## WHAT TO WORK ON
Show all lines holding "Frequency".

============================================================

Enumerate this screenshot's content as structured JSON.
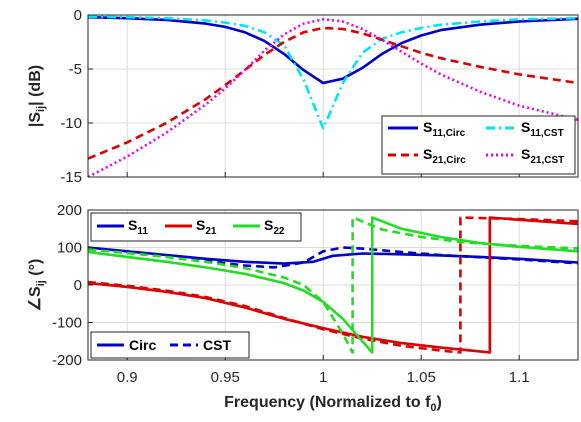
{
  "colors": {
    "s11_circ": "#0000cc",
    "s11_cst": "#00e5ee",
    "s21_circ": "#dd0000",
    "s21_cst": "#ee00ee",
    "phase_s11": "#0000cc",
    "phase_s21": "#dd0000",
    "phase_s22": "#22dd22"
  },
  "chart_data": [
    {
      "type": "line",
      "title": "",
      "xlabel": "",
      "ylabel": "|S_ij| (dB)",
      "ylabel_main": "|S",
      "ylabel_sub": "ij",
      "ylabel_tail": "| (dB)",
      "xlim": [
        0.88,
        1.13
      ],
      "ylim": [
        -15,
        0
      ],
      "xticks": [
        0.9,
        0.95,
        1,
        1.05,
        1.1
      ],
      "yticks": [
        -15,
        -10,
        -5,
        0
      ],
      "ytick_labels": [
        "-15",
        "-10",
        "-5",
        "0"
      ],
      "grid": true,
      "legend_position": "bottom-right",
      "legend": {
        "s11_circ": {
          "main": "S",
          "sub": "11,Circ"
        },
        "s11_cst": {
          "main": "S",
          "sub": "11,CST"
        },
        "s21_circ": {
          "main": "S",
          "sub": "21,Circ"
        },
        "s21_cst": {
          "main": "S",
          "sub": "21,CST"
        }
      },
      "series": [
        {
          "name": "S11,Circ",
          "style": "solid",
          "color_key": "s11_circ",
          "x": [
            0.88,
            0.9,
            0.92,
            0.94,
            0.95,
            0.96,
            0.97,
            0.98,
            0.99,
            1.0,
            1.01,
            1.02,
            1.03,
            1.04,
            1.05,
            1.06,
            1.08,
            1.1,
            1.13
          ],
          "y": [
            -0.2,
            -0.3,
            -0.45,
            -0.8,
            -1.1,
            -1.6,
            -2.4,
            -3.6,
            -5.1,
            -6.3,
            -5.9,
            -4.9,
            -3.6,
            -2.6,
            -1.9,
            -1.4,
            -0.9,
            -0.6,
            -0.35
          ]
        },
        {
          "name": "S11,CST",
          "style": "dashdot",
          "color_key": "s11_cst",
          "x": [
            0.88,
            0.9,
            0.92,
            0.94,
            0.95,
            0.96,
            0.97,
            0.98,
            0.99,
            1.0,
            1.01,
            1.02,
            1.03,
            1.04,
            1.05,
            1.06,
            1.08,
            1.1,
            1.13
          ],
          "y": [
            -0.15,
            -0.2,
            -0.3,
            -0.5,
            -0.7,
            -1.0,
            -1.6,
            -2.8,
            -6.0,
            -10.5,
            -6.3,
            -3.5,
            -2.2,
            -1.6,
            -1.2,
            -0.9,
            -0.6,
            -0.4,
            -0.3
          ]
        },
        {
          "name": "S21,Circ",
          "style": "dashed",
          "color_key": "s21_circ",
          "x": [
            0.88,
            0.9,
            0.92,
            0.94,
            0.95,
            0.96,
            0.97,
            0.98,
            0.99,
            1.0,
            1.01,
            1.02,
            1.03,
            1.04,
            1.05,
            1.06,
            1.08,
            1.1,
            1.13
          ],
          "y": [
            -13.3,
            -11.8,
            -10.0,
            -7.8,
            -6.5,
            -5.1,
            -3.7,
            -2.5,
            -1.6,
            -1.2,
            -1.3,
            -1.7,
            -2.3,
            -2.9,
            -3.5,
            -4.0,
            -4.8,
            -5.5,
            -6.3
          ]
        },
        {
          "name": "S21,CST",
          "style": "dotted",
          "color_key": "s21_cst",
          "x": [
            0.88,
            0.9,
            0.92,
            0.94,
            0.95,
            0.96,
            0.97,
            0.98,
            0.99,
            1.0,
            1.01,
            1.02,
            1.03,
            1.04,
            1.05,
            1.06,
            1.08,
            1.1,
            1.13
          ],
          "y": [
            -15.0,
            -13.1,
            -10.9,
            -8.3,
            -6.8,
            -5.1,
            -3.3,
            -1.8,
            -0.8,
            -0.4,
            -0.6,
            -1.3,
            -2.3,
            -3.4,
            -4.5,
            -5.5,
            -7.1,
            -8.4,
            -9.7
          ]
        }
      ]
    },
    {
      "type": "line",
      "title": "",
      "xlabel": "Frequency (Normalized to f_0)",
      "xlabel_main": "Frequency (Normalized to f",
      "xlabel_sub": "0",
      "xlabel_tail": ")",
      "ylabel": "∠S_ij (°)",
      "ylabel_main": "∠S",
      "ylabel_sub": "ij",
      "ylabel_tail": " (°)",
      "xlim": [
        0.88,
        1.13
      ],
      "ylim": [
        -200,
        200
      ],
      "xticks": [
        0.9,
        0.95,
        1,
        1.05,
        1.1
      ],
      "xtick_labels": [
        "0.9",
        "0.95",
        "1",
        "1.05",
        "1.1"
      ],
      "yticks": [
        -200,
        -100,
        0,
        100,
        200
      ],
      "ytick_labels": [
        "-200",
        "-100",
        "0",
        "100",
        "200"
      ],
      "grid": true,
      "legend_top": {
        "position": "top-left",
        "s11": {
          "main": "S",
          "sub": "11"
        },
        "s21": {
          "main": "S",
          "sub": "21"
        },
        "s22": {
          "main": "S",
          "sub": "22"
        }
      },
      "legend_bottom": {
        "position": "bottom-left",
        "circ": "Circ",
        "cst": "CST"
      },
      "series": [
        {
          "name": "S11 Circ",
          "style": "solid",
          "color_key": "phase_s11",
          "x": [
            0.88,
            0.9,
            0.92,
            0.94,
            0.96,
            0.98,
            0.995,
            1.0,
            1.005,
            1.02,
            1.04,
            1.06,
            1.08,
            1.1,
            1.13
          ],
          "y": [
            100,
            90,
            80,
            70,
            62,
            57,
            62,
            70,
            78,
            84,
            82,
            79,
            75,
            70,
            60
          ]
        },
        {
          "name": "S11 CST",
          "style": "dashed",
          "color_key": "phase_s11",
          "x": [
            0.88,
            0.9,
            0.92,
            0.94,
            0.96,
            0.975,
            0.99,
            1.0,
            1.01,
            1.02,
            1.04,
            1.06,
            1.08,
            1.1,
            1.13
          ],
          "y": [
            95,
            88,
            77,
            64,
            52,
            47,
            60,
            90,
            100,
            97,
            88,
            80,
            74,
            68,
            58
          ]
        },
        {
          "name": "S21 Circ",
          "style": "solid",
          "color_key": "phase_s21",
          "x": [
            0.88,
            0.9,
            0.92,
            0.94,
            0.96,
            0.98,
            1.0,
            1.02,
            1.04,
            1.06,
            1.08,
            1.085,
            1.085,
            1.1,
            1.13
          ],
          "y": [
            5,
            -5,
            -18,
            -35,
            -60,
            -90,
            -115,
            -138,
            -155,
            -167,
            -177,
            -180,
            180,
            174,
            163
          ]
        },
        {
          "name": "S21 CST",
          "style": "dashed",
          "color_key": "phase_s21",
          "x": [
            0.88,
            0.9,
            0.92,
            0.94,
            0.96,
            0.98,
            1.0,
            1.02,
            1.04,
            1.06,
            1.07,
            1.07,
            1.085,
            1.1,
            1.13
          ],
          "y": [
            8,
            -2,
            -15,
            -32,
            -56,
            -88,
            -118,
            -143,
            -162,
            -175,
            -180,
            180,
            178,
            176,
            170
          ]
        },
        {
          "name": "S22 Circ",
          "style": "solid",
          "color_key": "phase_s22",
          "x": [
            0.88,
            0.9,
            0.92,
            0.94,
            0.96,
            0.98,
            0.99,
            1.0,
            1.01,
            1.02,
            1.025,
            1.025,
            1.04,
            1.06,
            1.08,
            1.1,
            1.13
          ],
          "y": [
            88,
            75,
            62,
            47,
            30,
            5,
            -15,
            -45,
            -90,
            -150,
            -180,
            180,
            150,
            128,
            112,
            102,
            90
          ]
        },
        {
          "name": "S22 CST",
          "style": "dashed",
          "color_key": "phase_s22",
          "x": [
            0.88,
            0.9,
            0.92,
            0.94,
            0.96,
            0.98,
            0.99,
            1.0,
            1.01,
            1.015,
            1.015,
            1.03,
            1.05,
            1.07,
            1.09,
            1.11,
            1.13
          ],
          "y": [
            95,
            85,
            75,
            62,
            45,
            20,
            0,
            -45,
            -130,
            -180,
            180,
            148,
            128,
            115,
            107,
            102,
            98
          ]
        }
      ]
    }
  ]
}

============================================================

## RESULT BELOW
      "xlabel": "Frequency (Normalized to f_0)",
      "xlabel_main": "Frequency (Normalized to f",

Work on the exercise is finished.